:: Source information ::
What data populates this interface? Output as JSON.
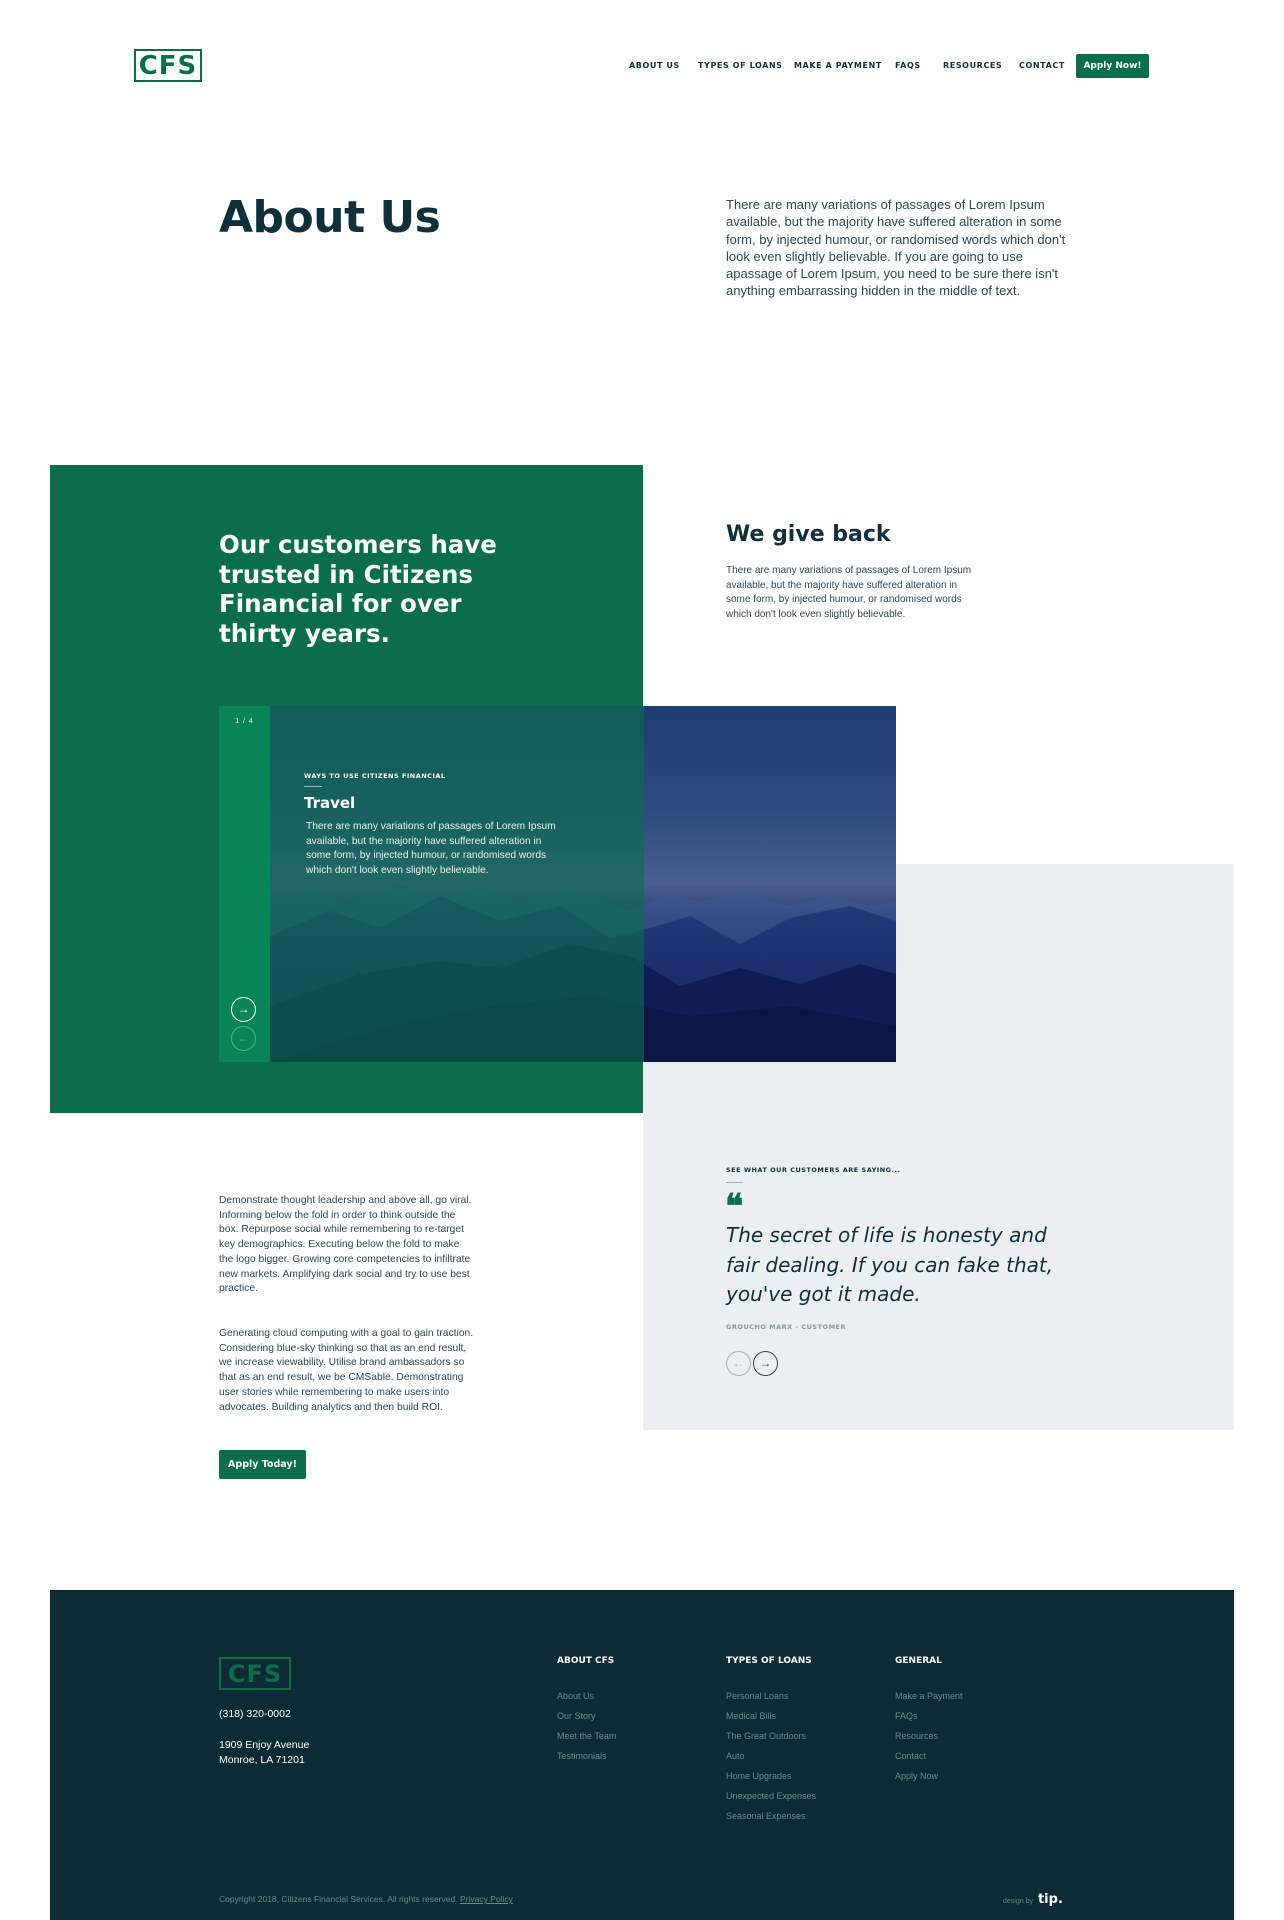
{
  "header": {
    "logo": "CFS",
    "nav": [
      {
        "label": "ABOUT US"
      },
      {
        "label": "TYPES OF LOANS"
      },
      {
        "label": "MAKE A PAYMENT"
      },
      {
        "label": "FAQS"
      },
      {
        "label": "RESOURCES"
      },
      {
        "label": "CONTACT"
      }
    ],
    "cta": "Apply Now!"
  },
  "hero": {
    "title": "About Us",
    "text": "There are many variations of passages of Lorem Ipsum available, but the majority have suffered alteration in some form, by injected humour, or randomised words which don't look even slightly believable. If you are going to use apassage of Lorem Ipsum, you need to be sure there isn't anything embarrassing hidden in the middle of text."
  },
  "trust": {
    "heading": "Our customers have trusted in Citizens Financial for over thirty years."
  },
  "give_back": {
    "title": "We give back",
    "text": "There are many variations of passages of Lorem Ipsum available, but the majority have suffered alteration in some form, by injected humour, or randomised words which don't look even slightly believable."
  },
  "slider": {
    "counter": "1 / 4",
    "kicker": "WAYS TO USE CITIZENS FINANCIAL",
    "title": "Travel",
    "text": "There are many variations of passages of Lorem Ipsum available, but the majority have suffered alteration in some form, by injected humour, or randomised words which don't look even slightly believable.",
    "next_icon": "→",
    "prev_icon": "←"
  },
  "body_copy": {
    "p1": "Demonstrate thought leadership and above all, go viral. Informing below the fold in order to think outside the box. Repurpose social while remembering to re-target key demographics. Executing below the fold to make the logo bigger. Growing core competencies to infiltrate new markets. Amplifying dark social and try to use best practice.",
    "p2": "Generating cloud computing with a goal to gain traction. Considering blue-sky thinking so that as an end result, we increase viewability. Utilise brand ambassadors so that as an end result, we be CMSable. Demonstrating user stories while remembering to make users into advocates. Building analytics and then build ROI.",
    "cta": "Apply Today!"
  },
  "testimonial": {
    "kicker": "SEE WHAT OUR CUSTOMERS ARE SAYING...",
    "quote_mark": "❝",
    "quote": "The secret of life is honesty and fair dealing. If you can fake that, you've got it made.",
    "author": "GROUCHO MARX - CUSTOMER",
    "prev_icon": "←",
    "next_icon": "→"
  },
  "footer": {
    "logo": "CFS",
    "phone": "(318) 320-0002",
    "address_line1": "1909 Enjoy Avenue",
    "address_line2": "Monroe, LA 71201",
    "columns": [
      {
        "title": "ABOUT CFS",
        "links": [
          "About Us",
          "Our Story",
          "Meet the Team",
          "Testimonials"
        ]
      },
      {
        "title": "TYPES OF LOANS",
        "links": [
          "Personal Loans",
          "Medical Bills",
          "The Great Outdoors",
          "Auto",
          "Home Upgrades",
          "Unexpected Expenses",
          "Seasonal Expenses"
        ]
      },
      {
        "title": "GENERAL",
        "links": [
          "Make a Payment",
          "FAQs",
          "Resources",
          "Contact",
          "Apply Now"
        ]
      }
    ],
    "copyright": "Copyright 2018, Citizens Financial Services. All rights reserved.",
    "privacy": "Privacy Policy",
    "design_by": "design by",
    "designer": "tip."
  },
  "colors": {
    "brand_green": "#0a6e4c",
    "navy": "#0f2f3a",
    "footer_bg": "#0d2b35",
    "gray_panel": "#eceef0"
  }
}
:::
:: Source information ::
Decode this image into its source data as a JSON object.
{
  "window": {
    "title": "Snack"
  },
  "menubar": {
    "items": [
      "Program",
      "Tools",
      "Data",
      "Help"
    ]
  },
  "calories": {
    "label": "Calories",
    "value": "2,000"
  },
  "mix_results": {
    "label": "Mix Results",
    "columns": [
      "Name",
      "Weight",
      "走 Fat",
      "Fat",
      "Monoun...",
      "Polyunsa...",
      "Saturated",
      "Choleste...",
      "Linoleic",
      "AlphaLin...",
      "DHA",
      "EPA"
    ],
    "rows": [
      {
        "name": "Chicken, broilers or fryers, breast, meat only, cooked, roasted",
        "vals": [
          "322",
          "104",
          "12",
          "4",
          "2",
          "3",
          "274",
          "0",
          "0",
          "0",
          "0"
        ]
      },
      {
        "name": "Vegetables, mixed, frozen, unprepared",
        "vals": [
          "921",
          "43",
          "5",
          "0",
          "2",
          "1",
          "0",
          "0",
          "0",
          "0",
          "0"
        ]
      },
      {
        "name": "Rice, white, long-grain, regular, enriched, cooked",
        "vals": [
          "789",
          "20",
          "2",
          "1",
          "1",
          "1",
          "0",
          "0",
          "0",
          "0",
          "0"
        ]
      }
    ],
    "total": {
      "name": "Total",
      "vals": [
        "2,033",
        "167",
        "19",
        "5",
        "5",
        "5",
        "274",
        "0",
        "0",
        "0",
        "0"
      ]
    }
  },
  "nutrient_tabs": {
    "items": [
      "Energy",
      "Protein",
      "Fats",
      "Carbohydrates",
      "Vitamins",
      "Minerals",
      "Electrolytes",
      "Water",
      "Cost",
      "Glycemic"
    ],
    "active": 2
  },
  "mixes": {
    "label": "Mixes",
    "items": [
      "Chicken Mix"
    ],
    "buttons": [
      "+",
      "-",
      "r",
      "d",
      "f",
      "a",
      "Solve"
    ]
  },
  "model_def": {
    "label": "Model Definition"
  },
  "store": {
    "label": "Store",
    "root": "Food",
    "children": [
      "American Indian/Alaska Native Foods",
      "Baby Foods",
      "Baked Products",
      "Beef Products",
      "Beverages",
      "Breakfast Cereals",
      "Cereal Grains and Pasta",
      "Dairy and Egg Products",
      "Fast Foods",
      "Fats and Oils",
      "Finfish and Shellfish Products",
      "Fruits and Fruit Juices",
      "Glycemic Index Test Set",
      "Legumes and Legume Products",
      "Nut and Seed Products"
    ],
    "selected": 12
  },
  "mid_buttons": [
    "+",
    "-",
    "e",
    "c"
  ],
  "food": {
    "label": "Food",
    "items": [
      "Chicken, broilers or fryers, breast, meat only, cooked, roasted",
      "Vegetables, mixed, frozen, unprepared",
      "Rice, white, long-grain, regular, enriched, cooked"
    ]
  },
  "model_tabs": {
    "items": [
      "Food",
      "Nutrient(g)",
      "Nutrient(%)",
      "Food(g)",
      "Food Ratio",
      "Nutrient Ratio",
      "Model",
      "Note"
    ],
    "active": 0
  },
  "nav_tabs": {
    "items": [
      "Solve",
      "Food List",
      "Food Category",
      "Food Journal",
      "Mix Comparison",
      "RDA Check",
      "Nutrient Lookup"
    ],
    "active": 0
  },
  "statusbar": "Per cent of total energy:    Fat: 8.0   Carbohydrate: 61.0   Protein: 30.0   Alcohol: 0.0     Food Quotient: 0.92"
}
:::
Task requirements ->
Please show every line above that includes the word "breast".

Result of the exercise ->
        "name": "Chicken, broilers or fryers, breast, meat only, cooked, roasted",
      "Chicken, broilers or fryers, breast, meat only, cooked, roasted",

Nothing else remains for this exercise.